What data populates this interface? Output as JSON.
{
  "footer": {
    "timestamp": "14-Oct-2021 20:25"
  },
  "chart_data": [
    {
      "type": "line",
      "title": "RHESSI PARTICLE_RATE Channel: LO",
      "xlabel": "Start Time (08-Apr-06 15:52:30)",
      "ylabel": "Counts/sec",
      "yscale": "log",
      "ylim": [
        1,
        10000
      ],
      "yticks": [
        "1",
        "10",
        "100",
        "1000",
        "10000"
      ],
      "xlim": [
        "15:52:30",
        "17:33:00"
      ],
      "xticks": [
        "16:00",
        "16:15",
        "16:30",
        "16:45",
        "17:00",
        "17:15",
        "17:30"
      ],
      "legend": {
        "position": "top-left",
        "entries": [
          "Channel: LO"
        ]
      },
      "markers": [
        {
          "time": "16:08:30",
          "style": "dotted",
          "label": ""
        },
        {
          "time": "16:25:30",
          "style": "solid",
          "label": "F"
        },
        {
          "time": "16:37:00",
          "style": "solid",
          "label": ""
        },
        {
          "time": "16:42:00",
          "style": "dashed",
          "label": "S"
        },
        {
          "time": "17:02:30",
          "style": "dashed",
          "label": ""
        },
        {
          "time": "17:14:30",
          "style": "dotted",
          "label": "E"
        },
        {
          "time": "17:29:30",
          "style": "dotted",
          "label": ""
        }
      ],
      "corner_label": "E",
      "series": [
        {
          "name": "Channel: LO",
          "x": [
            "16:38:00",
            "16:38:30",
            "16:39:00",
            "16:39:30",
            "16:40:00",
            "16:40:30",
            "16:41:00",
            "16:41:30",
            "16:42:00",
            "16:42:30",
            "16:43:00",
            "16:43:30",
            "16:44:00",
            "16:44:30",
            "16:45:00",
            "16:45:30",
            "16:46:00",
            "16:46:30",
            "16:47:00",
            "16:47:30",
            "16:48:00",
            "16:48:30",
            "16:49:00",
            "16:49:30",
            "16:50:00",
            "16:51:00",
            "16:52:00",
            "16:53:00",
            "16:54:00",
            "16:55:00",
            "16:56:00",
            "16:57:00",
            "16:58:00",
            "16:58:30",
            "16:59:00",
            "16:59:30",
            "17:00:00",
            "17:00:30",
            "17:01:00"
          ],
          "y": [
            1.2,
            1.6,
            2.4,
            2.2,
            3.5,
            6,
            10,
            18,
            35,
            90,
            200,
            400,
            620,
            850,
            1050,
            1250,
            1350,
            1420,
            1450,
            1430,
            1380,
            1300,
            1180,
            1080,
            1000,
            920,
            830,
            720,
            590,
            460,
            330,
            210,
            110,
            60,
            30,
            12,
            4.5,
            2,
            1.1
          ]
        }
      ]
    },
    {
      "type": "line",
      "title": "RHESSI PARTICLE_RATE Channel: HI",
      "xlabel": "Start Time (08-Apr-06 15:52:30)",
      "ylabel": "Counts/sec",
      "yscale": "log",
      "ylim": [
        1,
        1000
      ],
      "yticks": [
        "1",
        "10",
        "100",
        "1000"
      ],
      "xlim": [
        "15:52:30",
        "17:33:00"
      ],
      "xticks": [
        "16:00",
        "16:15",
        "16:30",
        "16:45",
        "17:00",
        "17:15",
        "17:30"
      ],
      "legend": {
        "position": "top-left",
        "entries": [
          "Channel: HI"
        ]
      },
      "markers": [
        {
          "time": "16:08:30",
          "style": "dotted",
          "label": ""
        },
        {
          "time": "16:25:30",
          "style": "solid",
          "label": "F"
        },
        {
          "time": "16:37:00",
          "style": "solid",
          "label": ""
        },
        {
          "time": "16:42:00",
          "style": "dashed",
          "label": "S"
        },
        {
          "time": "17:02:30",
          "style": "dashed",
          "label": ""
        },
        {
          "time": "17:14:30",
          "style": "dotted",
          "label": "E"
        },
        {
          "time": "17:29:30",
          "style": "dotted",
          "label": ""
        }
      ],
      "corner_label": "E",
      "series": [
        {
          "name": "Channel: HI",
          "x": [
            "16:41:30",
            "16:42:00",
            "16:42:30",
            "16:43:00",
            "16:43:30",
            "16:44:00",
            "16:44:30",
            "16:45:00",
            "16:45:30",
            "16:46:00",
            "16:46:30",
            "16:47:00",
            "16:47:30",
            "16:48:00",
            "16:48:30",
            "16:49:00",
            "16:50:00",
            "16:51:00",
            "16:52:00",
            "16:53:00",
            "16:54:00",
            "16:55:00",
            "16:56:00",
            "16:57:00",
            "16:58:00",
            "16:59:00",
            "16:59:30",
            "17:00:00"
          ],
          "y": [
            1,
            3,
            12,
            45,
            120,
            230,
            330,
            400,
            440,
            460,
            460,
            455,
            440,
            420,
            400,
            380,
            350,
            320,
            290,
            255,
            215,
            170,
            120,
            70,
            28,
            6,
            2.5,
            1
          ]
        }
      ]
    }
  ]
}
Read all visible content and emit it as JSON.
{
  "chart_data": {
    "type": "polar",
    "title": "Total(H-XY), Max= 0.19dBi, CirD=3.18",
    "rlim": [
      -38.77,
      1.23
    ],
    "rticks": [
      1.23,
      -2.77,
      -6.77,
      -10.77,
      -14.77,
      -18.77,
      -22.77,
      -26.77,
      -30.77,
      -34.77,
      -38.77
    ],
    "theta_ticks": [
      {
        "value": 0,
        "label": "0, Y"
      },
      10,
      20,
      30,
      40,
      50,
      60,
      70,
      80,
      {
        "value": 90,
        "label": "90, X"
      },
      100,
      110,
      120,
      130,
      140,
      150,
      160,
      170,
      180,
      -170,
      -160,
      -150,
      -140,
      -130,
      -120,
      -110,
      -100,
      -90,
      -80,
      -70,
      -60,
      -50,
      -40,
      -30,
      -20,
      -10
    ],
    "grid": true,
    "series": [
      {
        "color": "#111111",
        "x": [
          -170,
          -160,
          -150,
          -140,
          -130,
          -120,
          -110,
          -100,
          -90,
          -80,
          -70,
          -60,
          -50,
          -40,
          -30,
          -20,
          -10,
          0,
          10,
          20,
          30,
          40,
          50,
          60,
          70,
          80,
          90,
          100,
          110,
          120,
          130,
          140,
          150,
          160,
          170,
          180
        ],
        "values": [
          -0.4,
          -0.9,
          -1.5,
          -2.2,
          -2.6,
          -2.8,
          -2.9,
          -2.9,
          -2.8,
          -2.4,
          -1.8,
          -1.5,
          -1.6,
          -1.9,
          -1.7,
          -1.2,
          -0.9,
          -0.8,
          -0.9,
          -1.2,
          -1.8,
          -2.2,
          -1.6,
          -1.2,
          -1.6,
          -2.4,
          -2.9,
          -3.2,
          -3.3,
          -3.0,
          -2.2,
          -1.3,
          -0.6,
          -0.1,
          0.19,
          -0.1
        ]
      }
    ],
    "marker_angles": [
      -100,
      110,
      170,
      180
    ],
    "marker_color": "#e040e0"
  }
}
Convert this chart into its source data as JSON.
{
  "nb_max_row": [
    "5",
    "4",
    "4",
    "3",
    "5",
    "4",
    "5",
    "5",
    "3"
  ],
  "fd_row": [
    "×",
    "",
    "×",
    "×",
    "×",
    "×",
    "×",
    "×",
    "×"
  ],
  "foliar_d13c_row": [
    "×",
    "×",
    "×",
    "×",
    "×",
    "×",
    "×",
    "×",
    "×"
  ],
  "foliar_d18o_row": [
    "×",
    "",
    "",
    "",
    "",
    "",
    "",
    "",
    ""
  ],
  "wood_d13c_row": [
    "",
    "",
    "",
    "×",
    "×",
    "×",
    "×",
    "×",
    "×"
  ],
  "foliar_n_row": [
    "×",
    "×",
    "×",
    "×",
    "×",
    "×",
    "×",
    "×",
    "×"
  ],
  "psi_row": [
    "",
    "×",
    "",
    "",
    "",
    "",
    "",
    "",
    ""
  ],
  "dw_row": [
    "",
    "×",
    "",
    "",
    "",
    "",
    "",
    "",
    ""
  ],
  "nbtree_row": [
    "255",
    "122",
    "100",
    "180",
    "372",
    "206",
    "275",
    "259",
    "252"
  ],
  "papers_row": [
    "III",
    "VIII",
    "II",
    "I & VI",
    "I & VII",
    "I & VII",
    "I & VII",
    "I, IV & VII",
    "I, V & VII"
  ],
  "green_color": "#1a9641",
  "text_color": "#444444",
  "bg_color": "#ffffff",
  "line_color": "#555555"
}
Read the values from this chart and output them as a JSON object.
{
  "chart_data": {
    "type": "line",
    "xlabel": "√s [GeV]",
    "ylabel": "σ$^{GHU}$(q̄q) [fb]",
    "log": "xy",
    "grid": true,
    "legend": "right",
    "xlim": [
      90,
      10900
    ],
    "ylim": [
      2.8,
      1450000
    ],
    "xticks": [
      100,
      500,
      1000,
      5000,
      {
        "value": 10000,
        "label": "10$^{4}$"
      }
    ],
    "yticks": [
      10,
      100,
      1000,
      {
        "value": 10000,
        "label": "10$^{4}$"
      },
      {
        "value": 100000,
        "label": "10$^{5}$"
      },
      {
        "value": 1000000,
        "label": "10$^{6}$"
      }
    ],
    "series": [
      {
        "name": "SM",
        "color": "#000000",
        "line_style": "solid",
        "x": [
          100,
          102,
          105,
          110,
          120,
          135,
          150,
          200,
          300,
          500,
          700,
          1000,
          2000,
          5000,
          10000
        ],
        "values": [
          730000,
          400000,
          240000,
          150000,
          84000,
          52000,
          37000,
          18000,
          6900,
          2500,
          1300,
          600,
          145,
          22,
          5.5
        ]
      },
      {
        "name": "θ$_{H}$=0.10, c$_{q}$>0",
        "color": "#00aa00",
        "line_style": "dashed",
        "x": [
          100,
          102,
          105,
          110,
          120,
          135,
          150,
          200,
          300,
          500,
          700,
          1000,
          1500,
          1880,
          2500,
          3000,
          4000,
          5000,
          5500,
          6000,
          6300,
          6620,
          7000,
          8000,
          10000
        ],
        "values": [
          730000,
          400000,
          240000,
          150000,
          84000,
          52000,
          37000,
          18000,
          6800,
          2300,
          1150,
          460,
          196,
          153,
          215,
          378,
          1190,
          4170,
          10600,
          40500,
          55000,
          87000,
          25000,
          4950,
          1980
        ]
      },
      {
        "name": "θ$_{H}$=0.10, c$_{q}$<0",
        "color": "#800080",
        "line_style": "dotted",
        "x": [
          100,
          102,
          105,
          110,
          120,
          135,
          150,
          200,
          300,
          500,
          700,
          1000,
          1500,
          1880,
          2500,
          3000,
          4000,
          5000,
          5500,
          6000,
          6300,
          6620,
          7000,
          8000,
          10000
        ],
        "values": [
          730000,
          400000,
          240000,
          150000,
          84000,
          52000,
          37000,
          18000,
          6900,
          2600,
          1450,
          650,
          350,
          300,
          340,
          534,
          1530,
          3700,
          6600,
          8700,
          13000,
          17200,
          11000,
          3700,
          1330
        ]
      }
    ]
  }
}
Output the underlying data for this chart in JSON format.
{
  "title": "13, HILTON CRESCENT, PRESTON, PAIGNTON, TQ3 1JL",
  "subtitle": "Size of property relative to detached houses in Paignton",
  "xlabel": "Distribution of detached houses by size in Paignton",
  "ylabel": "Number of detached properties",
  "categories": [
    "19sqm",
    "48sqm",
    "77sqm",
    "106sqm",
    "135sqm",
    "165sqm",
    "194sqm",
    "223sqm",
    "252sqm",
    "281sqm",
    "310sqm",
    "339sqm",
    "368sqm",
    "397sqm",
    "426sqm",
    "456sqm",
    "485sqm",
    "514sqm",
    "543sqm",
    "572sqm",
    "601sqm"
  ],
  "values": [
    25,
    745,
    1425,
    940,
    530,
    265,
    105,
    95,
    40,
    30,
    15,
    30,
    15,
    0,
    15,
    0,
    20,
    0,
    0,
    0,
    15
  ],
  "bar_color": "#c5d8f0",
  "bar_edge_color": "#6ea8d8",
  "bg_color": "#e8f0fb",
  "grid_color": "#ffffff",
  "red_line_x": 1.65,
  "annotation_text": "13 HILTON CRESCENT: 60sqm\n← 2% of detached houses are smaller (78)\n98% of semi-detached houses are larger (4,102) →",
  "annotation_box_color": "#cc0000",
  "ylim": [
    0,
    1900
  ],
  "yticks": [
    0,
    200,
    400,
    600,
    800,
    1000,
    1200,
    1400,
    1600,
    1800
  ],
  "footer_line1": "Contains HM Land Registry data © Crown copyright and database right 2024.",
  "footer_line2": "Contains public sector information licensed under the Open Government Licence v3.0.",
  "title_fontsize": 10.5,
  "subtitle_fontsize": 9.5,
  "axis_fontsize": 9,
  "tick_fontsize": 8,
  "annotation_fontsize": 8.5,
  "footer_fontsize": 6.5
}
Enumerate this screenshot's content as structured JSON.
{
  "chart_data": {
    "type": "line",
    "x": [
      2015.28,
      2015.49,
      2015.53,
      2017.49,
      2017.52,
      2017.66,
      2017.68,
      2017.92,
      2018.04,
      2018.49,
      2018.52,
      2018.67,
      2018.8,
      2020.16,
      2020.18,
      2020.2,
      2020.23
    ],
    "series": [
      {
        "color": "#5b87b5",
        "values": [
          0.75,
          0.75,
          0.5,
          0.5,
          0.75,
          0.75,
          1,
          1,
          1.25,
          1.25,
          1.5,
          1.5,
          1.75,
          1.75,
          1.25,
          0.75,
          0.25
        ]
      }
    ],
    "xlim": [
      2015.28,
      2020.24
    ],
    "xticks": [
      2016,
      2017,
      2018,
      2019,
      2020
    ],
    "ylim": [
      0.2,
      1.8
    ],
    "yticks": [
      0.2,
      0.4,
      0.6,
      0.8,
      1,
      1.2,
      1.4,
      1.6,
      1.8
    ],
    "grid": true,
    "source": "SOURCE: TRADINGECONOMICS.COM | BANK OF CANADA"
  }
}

__________________________________________________

#### [WHAT IS BEING ASKED]
Reproduce each line holding the word "ylabel".

#### [RESULT BELOW]
      "ylabel": "Counts/sec",
      "ylabel": "Counts/sec",
    "ylabel": "σ$^{GHU}$(q̄q) [fb]",
  "ylabel": "Number of detached properties",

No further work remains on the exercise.